■ **Given instruction**: Every line containing the word "iztaknite" needs to be found and copied.

■ **Data for this task**:
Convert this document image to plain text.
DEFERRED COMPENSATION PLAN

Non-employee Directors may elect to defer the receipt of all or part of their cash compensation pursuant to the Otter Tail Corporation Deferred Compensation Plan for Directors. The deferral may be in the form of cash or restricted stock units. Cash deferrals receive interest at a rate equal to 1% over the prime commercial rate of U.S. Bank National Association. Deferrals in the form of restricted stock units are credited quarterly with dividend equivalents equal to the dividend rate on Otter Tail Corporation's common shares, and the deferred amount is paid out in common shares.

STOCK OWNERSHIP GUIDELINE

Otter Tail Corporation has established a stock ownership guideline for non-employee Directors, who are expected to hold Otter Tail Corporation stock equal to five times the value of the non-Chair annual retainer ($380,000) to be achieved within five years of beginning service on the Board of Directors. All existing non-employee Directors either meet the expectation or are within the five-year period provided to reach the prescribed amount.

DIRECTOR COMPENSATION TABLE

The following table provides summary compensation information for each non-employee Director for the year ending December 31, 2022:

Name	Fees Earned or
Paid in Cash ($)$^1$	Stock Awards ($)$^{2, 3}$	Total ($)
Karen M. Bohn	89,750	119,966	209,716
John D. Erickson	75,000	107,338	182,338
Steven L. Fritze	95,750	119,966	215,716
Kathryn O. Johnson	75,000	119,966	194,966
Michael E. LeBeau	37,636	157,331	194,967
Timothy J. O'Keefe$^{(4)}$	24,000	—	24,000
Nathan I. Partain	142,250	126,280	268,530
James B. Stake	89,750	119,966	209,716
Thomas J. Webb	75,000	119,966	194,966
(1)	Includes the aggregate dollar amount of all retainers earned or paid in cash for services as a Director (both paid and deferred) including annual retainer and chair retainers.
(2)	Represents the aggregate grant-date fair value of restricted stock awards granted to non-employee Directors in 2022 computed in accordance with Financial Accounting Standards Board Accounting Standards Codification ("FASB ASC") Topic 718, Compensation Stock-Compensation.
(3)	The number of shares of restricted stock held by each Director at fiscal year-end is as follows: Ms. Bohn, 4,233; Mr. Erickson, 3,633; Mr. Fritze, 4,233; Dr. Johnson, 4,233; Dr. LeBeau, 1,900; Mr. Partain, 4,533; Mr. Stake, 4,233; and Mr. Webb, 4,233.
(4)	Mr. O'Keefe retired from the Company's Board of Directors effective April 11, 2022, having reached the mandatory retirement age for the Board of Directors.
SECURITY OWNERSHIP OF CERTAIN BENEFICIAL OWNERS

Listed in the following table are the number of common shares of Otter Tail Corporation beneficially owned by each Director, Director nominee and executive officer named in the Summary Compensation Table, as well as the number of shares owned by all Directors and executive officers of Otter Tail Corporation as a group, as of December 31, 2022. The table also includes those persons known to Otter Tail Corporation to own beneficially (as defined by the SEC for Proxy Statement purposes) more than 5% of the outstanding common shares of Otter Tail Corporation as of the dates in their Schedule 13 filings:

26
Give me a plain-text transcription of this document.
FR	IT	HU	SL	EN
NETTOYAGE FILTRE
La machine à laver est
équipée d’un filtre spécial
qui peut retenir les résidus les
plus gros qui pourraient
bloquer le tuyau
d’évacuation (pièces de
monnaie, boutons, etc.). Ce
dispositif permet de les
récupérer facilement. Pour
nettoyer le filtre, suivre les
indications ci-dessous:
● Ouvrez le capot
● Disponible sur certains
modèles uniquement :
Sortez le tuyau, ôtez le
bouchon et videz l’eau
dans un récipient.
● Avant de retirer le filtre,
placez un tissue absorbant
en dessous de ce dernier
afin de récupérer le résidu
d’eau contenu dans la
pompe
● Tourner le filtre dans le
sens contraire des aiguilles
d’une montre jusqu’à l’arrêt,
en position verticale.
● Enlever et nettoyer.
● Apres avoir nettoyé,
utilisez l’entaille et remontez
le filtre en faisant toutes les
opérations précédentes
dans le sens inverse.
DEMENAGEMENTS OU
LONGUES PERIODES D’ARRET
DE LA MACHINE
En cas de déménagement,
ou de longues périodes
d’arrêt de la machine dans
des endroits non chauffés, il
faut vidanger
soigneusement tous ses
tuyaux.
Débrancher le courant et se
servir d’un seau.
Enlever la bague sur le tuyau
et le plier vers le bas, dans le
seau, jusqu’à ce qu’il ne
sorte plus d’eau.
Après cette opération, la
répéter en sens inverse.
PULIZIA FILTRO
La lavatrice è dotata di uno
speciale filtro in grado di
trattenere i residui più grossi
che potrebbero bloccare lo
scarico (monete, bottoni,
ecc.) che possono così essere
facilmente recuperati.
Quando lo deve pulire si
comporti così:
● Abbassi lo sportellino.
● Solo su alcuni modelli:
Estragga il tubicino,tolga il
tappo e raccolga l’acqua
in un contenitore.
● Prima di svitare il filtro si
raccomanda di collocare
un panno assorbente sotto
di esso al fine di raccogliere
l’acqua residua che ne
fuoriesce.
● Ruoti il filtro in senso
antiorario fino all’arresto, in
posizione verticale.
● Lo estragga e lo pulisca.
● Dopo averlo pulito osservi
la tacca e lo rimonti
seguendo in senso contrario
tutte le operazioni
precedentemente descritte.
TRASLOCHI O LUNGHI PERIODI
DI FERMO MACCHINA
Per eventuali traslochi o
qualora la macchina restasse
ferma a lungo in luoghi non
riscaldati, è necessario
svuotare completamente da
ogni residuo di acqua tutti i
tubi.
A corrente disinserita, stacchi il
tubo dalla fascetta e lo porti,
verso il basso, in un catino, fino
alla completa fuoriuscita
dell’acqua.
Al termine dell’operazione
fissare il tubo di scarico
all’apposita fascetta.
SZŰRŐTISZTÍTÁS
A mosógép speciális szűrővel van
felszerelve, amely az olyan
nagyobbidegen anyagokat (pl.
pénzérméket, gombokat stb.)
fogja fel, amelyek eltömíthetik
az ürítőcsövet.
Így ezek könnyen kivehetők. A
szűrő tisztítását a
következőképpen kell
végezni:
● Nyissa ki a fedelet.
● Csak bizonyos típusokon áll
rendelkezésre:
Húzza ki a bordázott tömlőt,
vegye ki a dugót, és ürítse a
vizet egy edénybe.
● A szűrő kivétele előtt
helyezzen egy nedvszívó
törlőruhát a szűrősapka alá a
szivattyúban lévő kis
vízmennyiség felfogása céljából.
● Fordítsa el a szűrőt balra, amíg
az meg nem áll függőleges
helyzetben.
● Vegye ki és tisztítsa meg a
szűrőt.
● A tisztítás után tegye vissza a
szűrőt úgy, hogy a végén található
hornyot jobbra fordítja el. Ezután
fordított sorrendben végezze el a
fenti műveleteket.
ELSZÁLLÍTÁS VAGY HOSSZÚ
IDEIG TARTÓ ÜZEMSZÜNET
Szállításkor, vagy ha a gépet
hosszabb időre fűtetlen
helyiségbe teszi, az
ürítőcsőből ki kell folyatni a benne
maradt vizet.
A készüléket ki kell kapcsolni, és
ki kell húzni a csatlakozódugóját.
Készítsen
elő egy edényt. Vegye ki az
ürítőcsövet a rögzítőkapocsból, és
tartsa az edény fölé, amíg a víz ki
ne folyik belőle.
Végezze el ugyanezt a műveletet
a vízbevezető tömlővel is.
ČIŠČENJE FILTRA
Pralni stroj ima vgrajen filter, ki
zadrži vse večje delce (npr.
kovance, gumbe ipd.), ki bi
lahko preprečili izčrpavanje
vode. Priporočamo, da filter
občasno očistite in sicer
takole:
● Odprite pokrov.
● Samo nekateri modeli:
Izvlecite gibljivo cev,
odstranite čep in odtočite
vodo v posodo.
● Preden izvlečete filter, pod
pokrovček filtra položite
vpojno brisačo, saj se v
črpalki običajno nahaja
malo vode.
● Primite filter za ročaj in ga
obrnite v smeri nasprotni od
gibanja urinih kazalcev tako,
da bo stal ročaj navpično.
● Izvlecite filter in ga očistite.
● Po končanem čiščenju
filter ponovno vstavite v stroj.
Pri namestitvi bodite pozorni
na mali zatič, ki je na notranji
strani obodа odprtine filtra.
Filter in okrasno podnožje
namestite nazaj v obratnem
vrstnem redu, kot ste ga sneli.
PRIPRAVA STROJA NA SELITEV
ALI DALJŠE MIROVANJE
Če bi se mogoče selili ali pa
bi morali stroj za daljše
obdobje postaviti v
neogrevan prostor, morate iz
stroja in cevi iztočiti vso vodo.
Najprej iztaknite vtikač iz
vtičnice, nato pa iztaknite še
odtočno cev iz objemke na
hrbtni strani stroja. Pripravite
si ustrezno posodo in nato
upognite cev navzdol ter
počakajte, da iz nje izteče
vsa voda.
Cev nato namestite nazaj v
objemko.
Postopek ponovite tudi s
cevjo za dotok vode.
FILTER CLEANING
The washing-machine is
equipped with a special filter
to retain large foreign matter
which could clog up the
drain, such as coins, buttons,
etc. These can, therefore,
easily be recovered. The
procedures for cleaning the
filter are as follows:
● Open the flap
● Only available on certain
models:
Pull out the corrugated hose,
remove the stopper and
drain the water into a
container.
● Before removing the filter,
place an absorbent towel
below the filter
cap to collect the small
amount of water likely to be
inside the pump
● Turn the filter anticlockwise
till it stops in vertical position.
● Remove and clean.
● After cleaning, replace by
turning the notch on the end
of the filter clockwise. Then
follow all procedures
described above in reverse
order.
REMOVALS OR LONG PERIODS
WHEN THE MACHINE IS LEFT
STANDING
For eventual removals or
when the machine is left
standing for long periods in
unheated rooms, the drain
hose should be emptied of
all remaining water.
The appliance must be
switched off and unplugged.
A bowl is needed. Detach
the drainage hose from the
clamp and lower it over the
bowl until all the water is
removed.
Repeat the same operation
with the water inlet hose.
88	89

■ **Correct output**:
Najprej iztaknite vtikač iz
vtičnice, nato pa iztaknite še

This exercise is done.